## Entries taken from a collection
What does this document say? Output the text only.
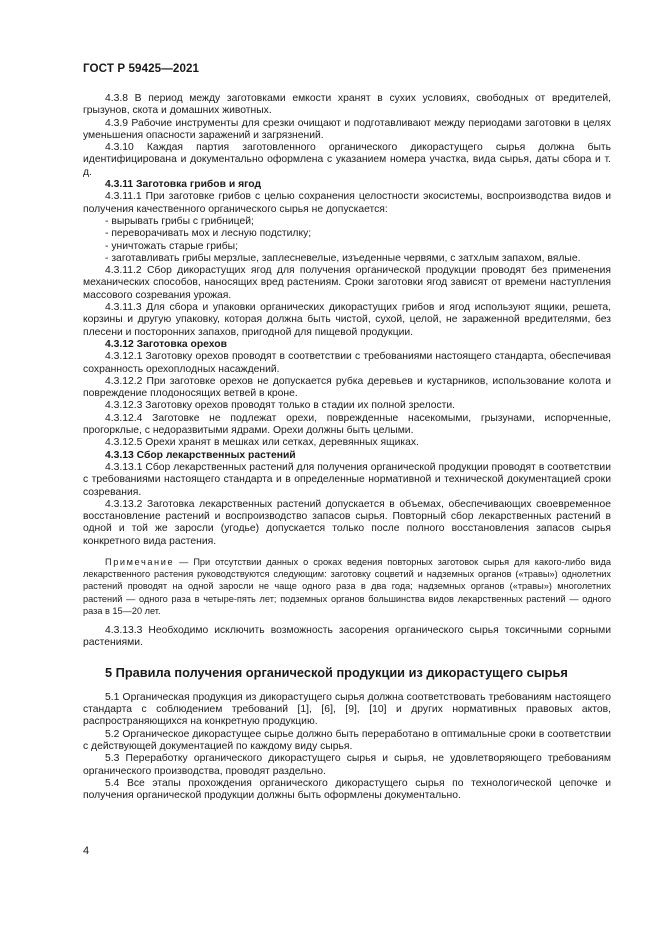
ГОСТ Р 59425—2021

4.3.8 В период между заготовками емкости хранят в сухих условиях, свободных от вредителей, грызунов, скота и домашних животных.

4.3.9 Рабочие инструменты для срезки очищают и подготавливают между периодами заготовки в целях уменьшения опасности заражений и загрязнений.

4.3.10 Каждая партия заготовленного органического дикорастущего сырья должна быть идентифицирована и документально оформлена с указанием номера участка, вида сырья, даты сбора и т. д.

4.3.11 Заготовка грибов и ягод

4.3.11.1 При заготовке грибов с целью сохранения целостности экосистемы, воспроизводства видов и получения качественного органического сырья не допускается:

- вырывать грибы с грибницей;

- переворачивать мох и лесную подстилку;

- уничтожать старые грибы;

- заготавливать грибы мерзлые, заплесневелые, изъеденные червями, с затхлым запахом, вялые.

4.3.11.2 Сбор дикорастущих ягод для получения органической продукции проводят без применения механических способов, наносящих вред растениям. Сроки заготовки ягод зависят от времени наступления массового созревания урожая.

4.3.11.3 Для сбора и упаковки органических дикорастущих грибов и ягод используют ящики, решета, корзины и другую упаковку, которая должна быть чистой, сухой, целой, не зараженной вредителями, без плесени и посторонних запахов, пригодной для пищевой продукции.

4.3.12 Заготовка орехов

4.3.12.1 Заготовку орехов проводят в соответствии с требованиями настоящего стандарта, обеспечивая сохранность орехоплодных насаждений.

4.3.12.2 При заготовке орехов не допускается рубка деревьев и кустарников, использование колота и повреждение плодоносящих ветвей в кроне.

4.3.12.3 Заготовку орехов проводят только в стадии их полной зрелости.

4.3.12.4 Заготовке не подлежат орехи, поврежденные насекомыми, грызунами, испорченные, прогорклые, с недоразвитыми ядрами. Орехи должны быть целыми.

4.3.12.5 Орехи хранят в мешках или сетках, деревянных ящиках.

4.3.13 Сбор лекарственных растений

4.3.13.1 Сбор лекарственных растений для получения органической продукции проводят в соответствии с требованиями настоящего стандарта и в определенные нормативной и технической документацией сроки созревания.

4.3.13.2 Заготовка лекарственных растений допускается в объемах, обеспечивающих своевременное восстановление растений и воспроизводство запасов сырья. Повторный сбор лекарственных растений в одной и той же заросли (угодье) допускается только после полного восстановления запасов сырья конкретного вида растения.

Примечание — При отсутствии данных о сроках ведения повторных заготовок сырья для какого-либо вида лекарственного растения руководствуются следующим: заготовку соцветий и надземных органов («травы») однолетних растений проводят на одной заросли не чаще одного раза в два года; надземных органов («травы») многолетних растений — одного раза в четыре-пять лет; подземных органов большинства видов лекарственных растений — одного раза в 15—20 лет.

4.3.13.3 Необходимо исключить возможность засорения органического сырья токсичными сорными растениями.

5 Правила получения органической продукции из дикорастущего сырья

5.1 Органическая продукция из дикорастущего сырья должна соответствовать требованиям настоящего стандарта с соблюдением требований [1], [6], [9], [10] и других нормативных правовых актов, распространяющихся на конкретную продукцию.

5.2 Органическое дикорастущее сырье должно быть переработано в оптимальные сроки в соответствии с действующей документацией по каждому виду сырья.

5.3 Переработку органического дикорастущего сырья и сырья, не удовлетворяющего требованиям органического производства, проводят раздельно.

5.4 Все этапы прохождения органического дикорастущего сырья по технологической цепочке и получения органической продукции должны быть оформлены документально.

4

## What you need to do
Show every line that contains the word "Орехи".

## Response
4.3.12.4 Заготовке не подлежат орехи, поврежденные насекомыми, грызунами, испорченные, прогорклые, с недоразвитыми ядрами. Орехи должны быть целыми.
4.3.12.5 Орехи хранят в мешках или сетках, деревянных ящиках.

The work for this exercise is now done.